Problem:
Using the records below, copy out exactly the line that contains "Extract the structured" and every line that follows it, up to and including the last, and no others.

Task inputs:
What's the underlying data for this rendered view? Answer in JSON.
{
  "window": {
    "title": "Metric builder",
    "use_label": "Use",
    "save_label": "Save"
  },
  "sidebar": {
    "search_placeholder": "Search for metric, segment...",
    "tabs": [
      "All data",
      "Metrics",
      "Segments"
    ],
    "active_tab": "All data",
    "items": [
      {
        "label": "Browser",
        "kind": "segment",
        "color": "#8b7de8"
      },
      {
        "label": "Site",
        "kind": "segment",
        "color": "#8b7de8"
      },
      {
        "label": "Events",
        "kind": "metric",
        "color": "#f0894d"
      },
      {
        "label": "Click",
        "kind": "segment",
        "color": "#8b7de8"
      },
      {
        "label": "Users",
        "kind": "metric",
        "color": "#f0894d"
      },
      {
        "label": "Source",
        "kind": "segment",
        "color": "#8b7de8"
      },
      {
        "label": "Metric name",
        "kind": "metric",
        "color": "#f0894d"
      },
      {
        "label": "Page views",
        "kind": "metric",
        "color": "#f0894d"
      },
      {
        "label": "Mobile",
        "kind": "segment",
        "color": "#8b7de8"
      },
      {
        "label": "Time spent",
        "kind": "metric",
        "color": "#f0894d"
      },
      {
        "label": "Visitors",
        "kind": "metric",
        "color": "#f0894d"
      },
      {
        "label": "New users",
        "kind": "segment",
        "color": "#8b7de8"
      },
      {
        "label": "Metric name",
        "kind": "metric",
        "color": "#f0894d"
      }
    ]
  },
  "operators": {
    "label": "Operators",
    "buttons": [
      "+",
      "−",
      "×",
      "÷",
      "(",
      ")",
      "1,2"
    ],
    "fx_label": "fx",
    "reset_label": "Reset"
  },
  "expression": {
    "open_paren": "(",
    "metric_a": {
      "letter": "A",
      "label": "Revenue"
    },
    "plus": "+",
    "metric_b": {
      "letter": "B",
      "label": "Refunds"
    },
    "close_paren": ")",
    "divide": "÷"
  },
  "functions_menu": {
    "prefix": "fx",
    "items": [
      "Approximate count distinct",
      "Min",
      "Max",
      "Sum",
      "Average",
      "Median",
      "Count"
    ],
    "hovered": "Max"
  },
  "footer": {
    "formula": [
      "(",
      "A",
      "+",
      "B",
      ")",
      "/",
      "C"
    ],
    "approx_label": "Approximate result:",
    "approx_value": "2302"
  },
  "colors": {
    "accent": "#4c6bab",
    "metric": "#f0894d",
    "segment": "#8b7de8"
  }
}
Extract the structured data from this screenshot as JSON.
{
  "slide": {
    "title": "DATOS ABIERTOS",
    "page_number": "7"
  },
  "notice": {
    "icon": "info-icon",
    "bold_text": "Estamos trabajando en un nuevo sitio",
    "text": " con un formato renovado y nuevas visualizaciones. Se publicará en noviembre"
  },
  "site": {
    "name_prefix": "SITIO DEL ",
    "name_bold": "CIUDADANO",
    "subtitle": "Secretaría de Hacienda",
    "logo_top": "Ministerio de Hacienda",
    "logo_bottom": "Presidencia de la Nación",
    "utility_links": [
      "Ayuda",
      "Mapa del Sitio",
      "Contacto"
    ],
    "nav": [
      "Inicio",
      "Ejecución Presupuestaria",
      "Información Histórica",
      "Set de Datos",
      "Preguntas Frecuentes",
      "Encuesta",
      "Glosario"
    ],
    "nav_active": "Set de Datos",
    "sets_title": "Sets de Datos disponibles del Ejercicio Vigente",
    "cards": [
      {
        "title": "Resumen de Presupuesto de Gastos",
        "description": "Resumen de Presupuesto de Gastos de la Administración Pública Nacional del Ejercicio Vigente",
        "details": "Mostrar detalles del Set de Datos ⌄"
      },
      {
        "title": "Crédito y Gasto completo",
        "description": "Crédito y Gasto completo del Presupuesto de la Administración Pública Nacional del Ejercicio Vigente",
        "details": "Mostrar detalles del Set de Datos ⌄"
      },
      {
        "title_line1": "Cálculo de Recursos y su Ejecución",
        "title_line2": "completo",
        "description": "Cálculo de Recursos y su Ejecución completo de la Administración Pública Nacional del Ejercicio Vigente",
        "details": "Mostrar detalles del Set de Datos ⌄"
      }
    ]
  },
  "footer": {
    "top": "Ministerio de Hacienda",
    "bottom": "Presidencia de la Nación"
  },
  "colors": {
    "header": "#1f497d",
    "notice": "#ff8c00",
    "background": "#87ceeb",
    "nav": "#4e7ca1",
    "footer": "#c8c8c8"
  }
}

Result of the task:
Extract the structured data from this screenshot as JSON.
{
  "slide": {
    "title": "DATOS ABIERTOS",
    "page_number": "7"
  },
  "notice": {
    "icon": "info-icon",
    "bold_text": "Estamos trabajando en un nuevo sitio",
    "text": " con un formato renovado y nuevas visualizaciones. Se publicará en noviembre"
  },
  "site": {
    "name_prefix": "SITIO DEL ",
    "name_bold": "CIUDADANO",
    "subtitle": "Secretaría de Hacienda",
    "logo_top": "Ministerio de Hacienda",
    "logo_bottom": "Presidencia de la Nación",
    "utility_links": [
      "Ayuda",
      "Mapa del Sitio",
      "Contacto"
    ],
    "nav": [
      "Inicio",
      "Ejecución Presupuestaria",
      "Información Histórica",
      "Set de Datos",
      "Preguntas Frecuentes",
      "Encuesta",
      "Glosario"
    ],
    "nav_active": "Set de Datos",
    "sets_title": "Sets de Datos disponibles del Ejercicio Vigente",
    "cards": [
      {
        "title": "Resumen de Presupuesto de Gastos",
        "description": "Resumen de Presupuesto de Gastos de la Administración Pública Nacional del Ejercicio Vigente",
        "details": "Mostrar detalles del Set de Datos ⌄"
      },
      {
        "title": "Crédito y Gasto completo",
        "description": "Crédito y Gasto completo del Presupuesto de la Administración Pública Nacional del Ejercicio Vigente",
        "details": "Mostrar detalles del Set de Datos ⌄"
      },
      {
        "title_line1": "Cálculo de Recursos y su Ejecución",
        "title_line2": "completo",
        "description": "Cálculo de Recursos y su Ejecución completo de la Administración Pública Nacional del Ejercicio Vigente",
        "details": "Mostrar detalles del Set de Datos ⌄"
      }
    ]
  },
  "footer": {
    "top": "Ministerio de Hacienda",
    "bottom": "Presidencia de la Nación"
  },
  "colors": {
    "header": "#1f497d",
    "notice": "#ff8c00",
    "background": "#87ceeb",
    "nav": "#4e7ca1",
    "footer": "#c8c8c8"
  }
}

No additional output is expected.